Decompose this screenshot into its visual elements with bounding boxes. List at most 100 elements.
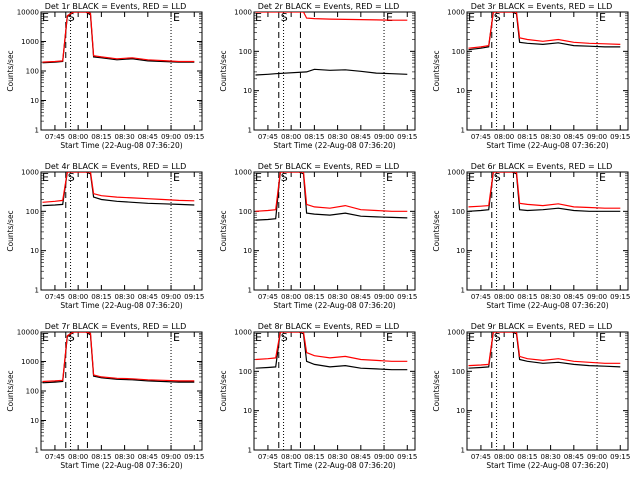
x-axis-label: Start Time (22-Aug-08 07:36:20)	[273, 461, 395, 470]
plot-frame	[40, 171, 203, 291]
x-tick-label: 08:00	[494, 293, 514, 301]
x-tick-label: 08:30	[115, 453, 135, 461]
x-axis-label: Start Time (22-Aug-08 07:36:20)	[486, 301, 608, 310]
panel-title: Det 3r BLACK = Events, RED = LLD	[471, 2, 613, 11]
y-tick-label: 1	[35, 287, 39, 295]
x-tick-label: 08:15	[517, 453, 537, 461]
x-tick-label: 08:30	[328, 133, 348, 141]
eclipse-marker-start: E	[255, 331, 262, 344]
x-tick-label: 08:30	[541, 453, 561, 461]
panel-title: Det 4r BLACK = Events, RED = LLD	[45, 162, 187, 171]
y-axis-label: Counts/sec	[432, 210, 441, 251]
eclipse-marker-end: E	[173, 331, 180, 344]
x-tick-label: 09:00	[587, 453, 607, 461]
saa-marker: S	[281, 331, 288, 344]
eclipse-marker-end: E	[173, 171, 180, 184]
eclipse-marker-end: E	[599, 331, 606, 344]
panel-title: Det 1r BLACK = Events, RED = LLD	[45, 2, 187, 11]
y-tick-label: 100	[239, 48, 252, 56]
y-axis-label: Counts/sec	[219, 370, 228, 411]
saa-marker: S	[494, 11, 501, 24]
panel-title: Det 7r BLACK = Events, RED = LLD	[45, 322, 187, 331]
x-tick-label: 07:45	[45, 133, 65, 141]
series-lld	[468, 12, 621, 49]
detector-panel-4: Det 4r BLACK = Events, RED = LLD 1 10 100 10…	[6, 162, 204, 310]
detector-panel-3: Det 3r BLACK = Events, RED = LLD 1 10 100 10…	[432, 2, 630, 150]
y-tick-label: 10000	[17, 9, 39, 17]
series-group	[42, 332, 195, 384]
x-tick-label: 07:45	[258, 133, 278, 141]
x-tick-label: 09:15	[184, 453, 204, 461]
x-tick-label: 08:45	[351, 293, 371, 301]
x-tick-label: 08:00	[281, 293, 301, 301]
series-lld	[255, 12, 408, 21]
x-tick-label: 08:00	[68, 453, 88, 461]
eclipse-marker-start: E	[255, 171, 262, 184]
x-tick-label: 08:00	[494, 453, 514, 461]
x-axis-label: Start Time (22-Aug-08 07:36:20)	[60, 301, 182, 310]
y-tick-label: 1	[461, 127, 465, 135]
y-tick-label: 10	[243, 407, 252, 415]
eclipse-marker-start: E	[468, 171, 475, 184]
eclipse-marker-end: E	[599, 11, 606, 24]
x-tick-label: 08:45	[564, 293, 584, 301]
x-tick-label: 08:15	[91, 133, 111, 141]
x-axis-label: Start Time (22-Aug-08 07:36:20)	[486, 141, 608, 150]
x-tick-label: 08:15	[304, 133, 324, 141]
eclipse-marker-end: E	[386, 171, 393, 184]
plot-frame	[253, 171, 416, 291]
y-tick-label: 100	[239, 208, 252, 216]
eclipse-marker-start: E	[42, 331, 49, 344]
y-tick-label: 100	[26, 68, 39, 76]
x-axis-label: Start Time (22-Aug-08 07:36:20)	[273, 141, 395, 150]
series-lld	[42, 12, 195, 63]
x-tick-label: 08:30	[115, 293, 135, 301]
x-tick-label: 08:30	[541, 293, 561, 301]
y-axis-label: Counts/sec	[6, 210, 15, 251]
x-tick-label: 09:15	[184, 133, 204, 141]
y-tick-label: 100	[452, 368, 465, 376]
y-tick-label: 100	[26, 388, 39, 396]
x-tick-label: 08:45	[564, 453, 584, 461]
eclipse-marker-end: E	[173, 11, 180, 24]
series-group	[468, 172, 621, 212]
series-lld	[255, 332, 408, 362]
y-tick-label: 1000	[21, 358, 39, 366]
x-tick-label: 08:00	[281, 133, 301, 141]
detector-panel-2: Det 2r BLACK = Events, RED = LLD 1 10 100 10…	[219, 2, 417, 150]
x-tick-label: 07:45	[258, 293, 278, 301]
eclipse-marker-end: E	[599, 171, 606, 184]
x-tick-label: 07:45	[471, 293, 491, 301]
detector-panel-6: Det 6r BLACK = Events, RED = LLD 1 10 100 10…	[432, 162, 630, 310]
x-tick-label: 08:15	[517, 133, 537, 141]
x-tick-label: 07:45	[45, 453, 65, 461]
detector-panel-5: Det 5r BLACK = Events, RED = LLD 1 10 100 10…	[219, 162, 417, 310]
eclipse-marker-start: E	[42, 171, 49, 184]
eclipse-marker-start: E	[468, 331, 475, 344]
saa-marker: S	[68, 331, 75, 344]
y-tick-label: 10	[30, 417, 39, 425]
x-tick-label: 09:00	[161, 133, 181, 141]
series-group	[255, 12, 408, 76]
y-tick-label: 1000	[447, 329, 465, 337]
y-tick-label: 10	[243, 247, 252, 255]
x-tick-label: 08:15	[91, 453, 111, 461]
x-tick-label: 09:00	[374, 293, 394, 301]
y-tick-label: 1	[248, 127, 252, 135]
series-group	[468, 12, 621, 51]
y-axis-label: Counts/sec	[6, 50, 15, 91]
y-tick-label: 1000	[447, 169, 465, 177]
y-axis-label: Counts/sec	[219, 210, 228, 251]
plot-frame	[253, 331, 416, 451]
series-lld	[468, 332, 621, 367]
x-tick-label: 08:45	[138, 293, 158, 301]
saa-marker: S	[494, 331, 501, 344]
y-tick-label: 1000	[234, 169, 252, 177]
eclipse-marker-end: E	[386, 331, 393, 344]
y-tick-label: 1	[461, 447, 465, 455]
x-tick-label: 09:15	[184, 293, 204, 301]
y-axis-label: Counts/sec	[6, 370, 15, 411]
x-tick-label: 08:45	[351, 133, 371, 141]
series-lld	[468, 172, 621, 209]
x-tick-label: 07:45	[258, 453, 278, 461]
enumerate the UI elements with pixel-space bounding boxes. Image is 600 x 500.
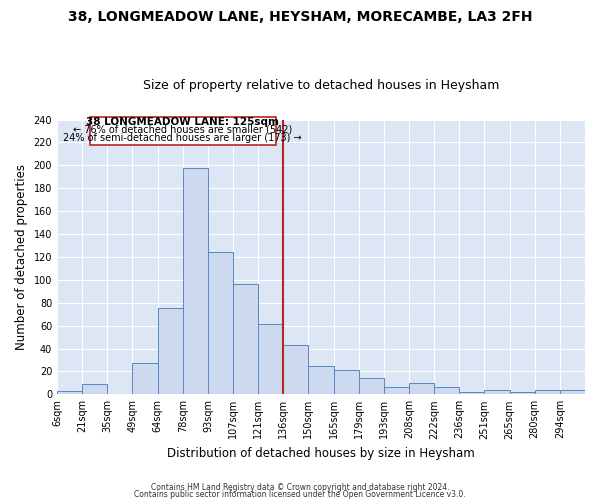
Title: Size of property relative to detached houses in Heysham: Size of property relative to detached ho… bbox=[143, 79, 499, 92]
Text: 38 LONGMEADOW LANE: 125sqm: 38 LONGMEADOW LANE: 125sqm bbox=[86, 118, 279, 128]
Bar bbox=[258, 324, 283, 394]
Bar bbox=[183, 168, 208, 394]
Bar bbox=[359, 378, 384, 394]
X-axis label: Distribution of detached houses by size in Heysham: Distribution of detached houses by size … bbox=[167, 447, 475, 460]
Text: Contains HM Land Registry data © Crown copyright and database right 2024.: Contains HM Land Registry data © Crown c… bbox=[151, 484, 449, 492]
Bar bbox=[484, 390, 509, 394]
Bar bbox=[283, 345, 308, 395]
Text: Contains public sector information licensed under the Open Government Licence v3: Contains public sector information licen… bbox=[134, 490, 466, 499]
Bar bbox=[82, 384, 107, 394]
Text: 24% of semi-detached houses are larger (173) →: 24% of semi-detached houses are larger (… bbox=[64, 133, 302, 143]
Text: ← 76% of detached houses are smaller (542): ← 76% of detached houses are smaller (54… bbox=[73, 125, 292, 135]
Bar bbox=[208, 252, 233, 394]
Text: 38, LONGMEADOW LANE, HEYSHAM, MORECAMBE, LA3 2FH: 38, LONGMEADOW LANE, HEYSHAM, MORECAMBE,… bbox=[68, 10, 532, 24]
Y-axis label: Number of detached properties: Number of detached properties bbox=[15, 164, 28, 350]
Bar bbox=[560, 390, 585, 394]
FancyBboxPatch shape bbox=[90, 118, 276, 144]
Bar bbox=[459, 392, 484, 394]
Bar bbox=[535, 390, 560, 394]
Bar bbox=[409, 383, 434, 394]
Bar bbox=[233, 284, 258, 395]
Bar bbox=[434, 388, 459, 394]
Bar bbox=[384, 388, 409, 394]
Bar bbox=[509, 392, 535, 394]
Bar bbox=[334, 370, 359, 394]
Bar bbox=[158, 308, 183, 394]
Bar bbox=[308, 366, 334, 394]
Bar bbox=[57, 391, 82, 394]
Bar bbox=[133, 364, 158, 394]
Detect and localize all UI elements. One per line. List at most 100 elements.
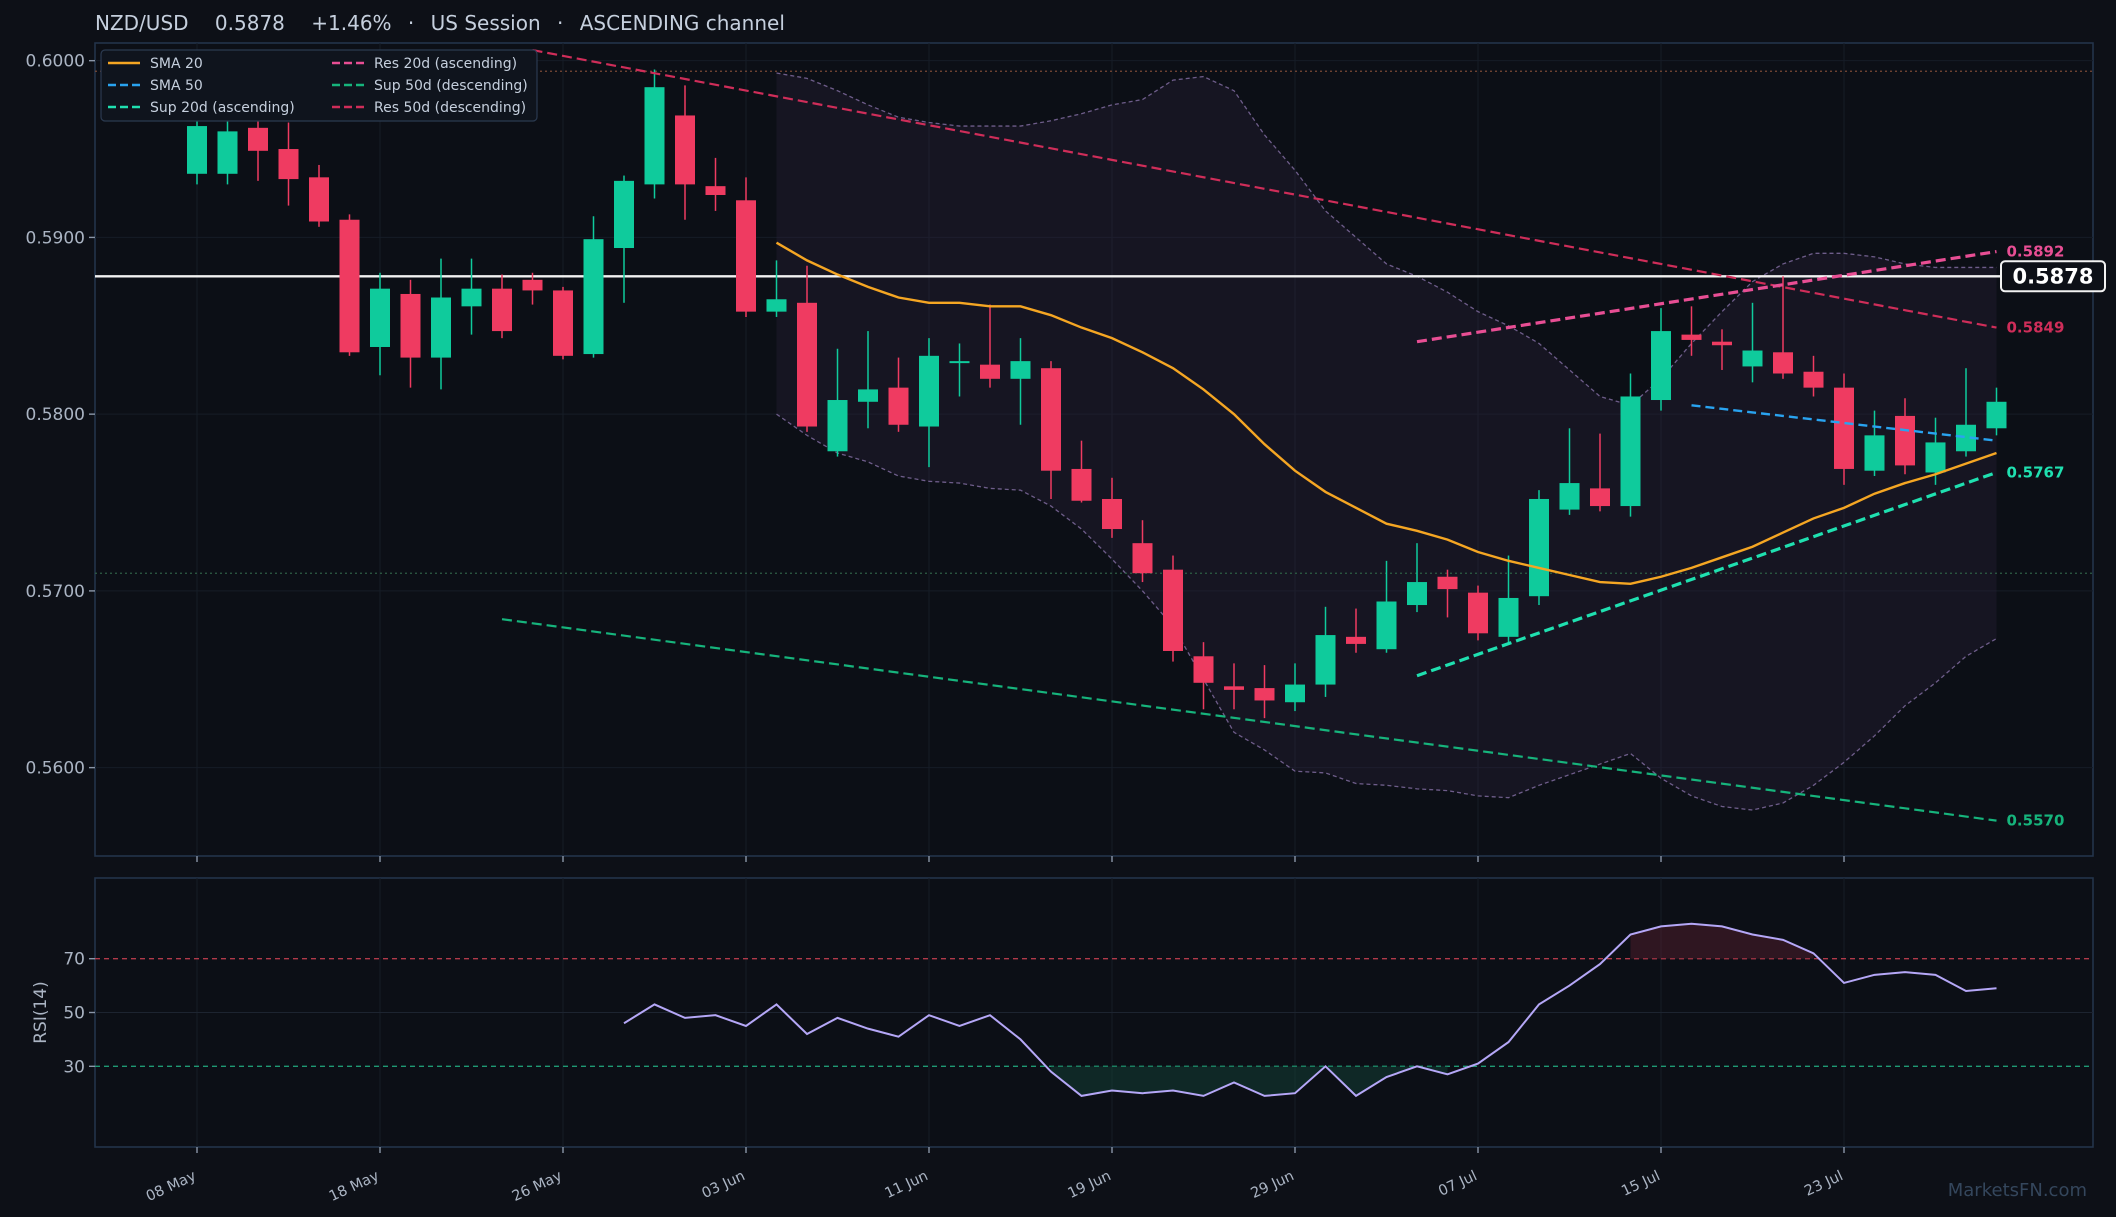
candle-body [553, 290, 573, 356]
price-y-tick-label: 0.5700 [26, 582, 85, 602]
candle-body [1559, 483, 1580, 510]
rsi-axis-label: RSI(14) [31, 981, 51, 1044]
candle-body [1224, 686, 1244, 690]
candle-body [1132, 543, 1153, 574]
candle-body [1407, 582, 1427, 606]
candle-body [309, 177, 329, 222]
candle-body [1620, 396, 1641, 507]
candle-body [736, 200, 756, 312]
candle-body [1071, 468, 1092, 501]
trendline-sup-asc [1416, 470, 1998, 678]
legend-label-sup-asc: Sup 20d (ascending) [150, 100, 295, 116]
candle-body [980, 364, 1000, 379]
trendline-label-res-asc: 0.5892 [2007, 243, 2065, 261]
legend-label-res-desc: Res 50d (descending) [374, 100, 526, 116]
candle-body [949, 361, 970, 364]
candle-body [1803, 371, 1824, 388]
candle-body [1376, 601, 1397, 650]
candle-body [522, 279, 543, 291]
bollinger-band-fill [776, 73, 1997, 811]
candle-body [1956, 424, 1976, 452]
candle-body [1925, 442, 1946, 473]
candle-body [1895, 415, 1915, 466]
candle-body [675, 115, 695, 185]
chart-title: NZD/USD 0.5878 +1.46% · US Session · ASC… [95, 11, 785, 35]
legend-label-sma50: SMA 50 [150, 78, 203, 94]
price-y-tick-label: 0.5800 [26, 405, 85, 425]
title-channel: ASCENDING channel [580, 11, 785, 35]
legend-label-sma20: SMA 20 [150, 56, 203, 72]
rsi-y-tick-label: 50 [63, 1004, 85, 1024]
candle-body [1529, 498, 1549, 597]
trendline-label-sup-asc: 0.5767 [2007, 463, 2065, 481]
price-y-tick-label: 0.6000 [26, 52, 85, 72]
candle-body [644, 87, 665, 185]
candle-body [1742, 350, 1763, 367]
candle-body [888, 387, 909, 425]
candle-body [492, 288, 512, 332]
candle-body [583, 239, 604, 355]
trendline-label-res-desc: 0.5849 [2007, 319, 2065, 337]
rsi-y-tick-label: 70 [63, 950, 85, 970]
candle-body [797, 302, 817, 427]
price-y-tick-label: 0.5900 [26, 228, 85, 248]
candle-body [705, 186, 726, 195]
candle-body [1864, 435, 1885, 471]
sma20-line [775, 241, 1997, 586]
trendline-res-asc [1416, 249, 1997, 344]
candle-body [1315, 635, 1336, 685]
sma50-line [1691, 404, 1997, 442]
candle-body [187, 126, 207, 174]
legend: SMA 20 SMA 50 Sup 20d (ascending) Res 20d (… [100, 49, 538, 122]
candle-body [919, 355, 939, 427]
rsi-panel: 08 May 18 May 26 May 03 Jun 11 Jun 19 Jun 29 J… [31, 877, 2094, 1205]
title-pair: NZD/USD [95, 11, 189, 35]
candle-body [248, 127, 268, 151]
price-panel-frame [94, 42, 2094, 857]
bollinger-upper-line [776, 72, 1997, 407]
title-session: US Session [431, 11, 541, 35]
candle-body [1498, 597, 1519, 637]
candle-body [1468, 592, 1488, 634]
current-price-badge [2000, 260, 2106, 293]
candle-body [400, 293, 421, 358]
candle-body [1193, 656, 1214, 683]
candle-body [1437, 576, 1458, 590]
candle-body [217, 131, 238, 174]
candle-body [1773, 352, 1793, 374]
legend-box [100, 49, 538, 122]
candle-body [1102, 498, 1122, 530]
candle-body [614, 180, 634, 249]
candle-body [1834, 387, 1854, 469]
trendline-sup-desc [501, 618, 1997, 822]
candle-body [1681, 334, 1702, 340]
candle-body [1285, 684, 1305, 703]
legend-label-sup-desc: Sup 50d (descending) [374, 78, 528, 94]
candle-body [1346, 636, 1366, 644]
candle-body [1712, 341, 1732, 346]
candle-body [827, 400, 848, 452]
watermark: MarketsFN.com [1948, 1180, 2087, 1201]
candle-body [461, 288, 482, 307]
candle-body [339, 219, 360, 353]
current-price-label: 0.5878 [2012, 264, 2093, 288]
candle-body [1041, 368, 1061, 471]
bollinger-lower-line [776, 413, 1997, 811]
candle-body [431, 297, 451, 358]
title-sep-1: · [408, 11, 414, 35]
rsi-oversold-fill [1051, 1066, 1448, 1096]
rsi-overbought-fill [1630, 923, 1814, 959]
title-change: +1.46% [311, 11, 391, 35]
rsi-y-tick-label: 30 [63, 1057, 85, 1077]
price-panel: 0.5600 0.5700 0.5800 0.5900 0.6000 0.5849 0.55… [26, 42, 2106, 862]
candle-body [370, 288, 390, 347]
trendline-res-desc [532, 48, 1997, 329]
title-sep-2: · [557, 11, 563, 35]
candle-body [1254, 688, 1275, 701]
candle-body [858, 389, 878, 402]
candle-body [766, 299, 787, 312]
candle-body [1163, 569, 1183, 651]
price-y-tick-label: 0.5600 [26, 759, 85, 779]
candle-body [1986, 401, 2007, 429]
+===+
- **WRITTEN EXERCISE**
Reproduce word for word the lines of the records beginning with the line containing "Title: Size of" and continuing through the line containing "Text: 38, LONGMEADOW", both included.

- **OUTPUT OF THE EXERCISE**
Title: Size of property relative to detached houses in Heysham: Size of property relative to detached ho… bbox=[143, 79, 499, 92]
Text: 38 LONGMEADOW LANE: 125sqm: 38 LONGMEADOW LANE: 125sqm bbox=[86, 118, 279, 128]
Bar bbox=[258, 324, 283, 394]
Bar bbox=[183, 168, 208, 394]
Bar bbox=[359, 378, 384, 394]
X-axis label: Distribution of detached houses by size in Heysham: Distribution of detached houses by size … bbox=[167, 447, 475, 460]
Text: Contains HM Land Registry data © Crown copyright and database right 2024.: Contains HM Land Registry data © Crown c… bbox=[151, 484, 449, 492]
Bar bbox=[484, 390, 509, 394]
Bar bbox=[283, 345, 308, 395]
Text: Contains public sector information licensed under the Open Government Licence v3: Contains public sector information licen… bbox=[134, 490, 466, 499]
Bar bbox=[82, 384, 107, 394]
Text: 24% of semi-detached houses are larger (173) →: 24% of semi-detached houses are larger (… bbox=[64, 133, 302, 143]
Text: ← 76% of detached houses are smaller (542): ← 76% of detached houses are smaller (54… bbox=[73, 125, 292, 135]
Bar bbox=[208, 252, 233, 394]
Text: 38, LONGMEADOW LANE, HEYSHAM, MORECAMBE, LA3 2FH: 38, LONGMEADOW LANE, HEYSHAM, MORECAMBE,… bbox=[68, 10, 532, 24]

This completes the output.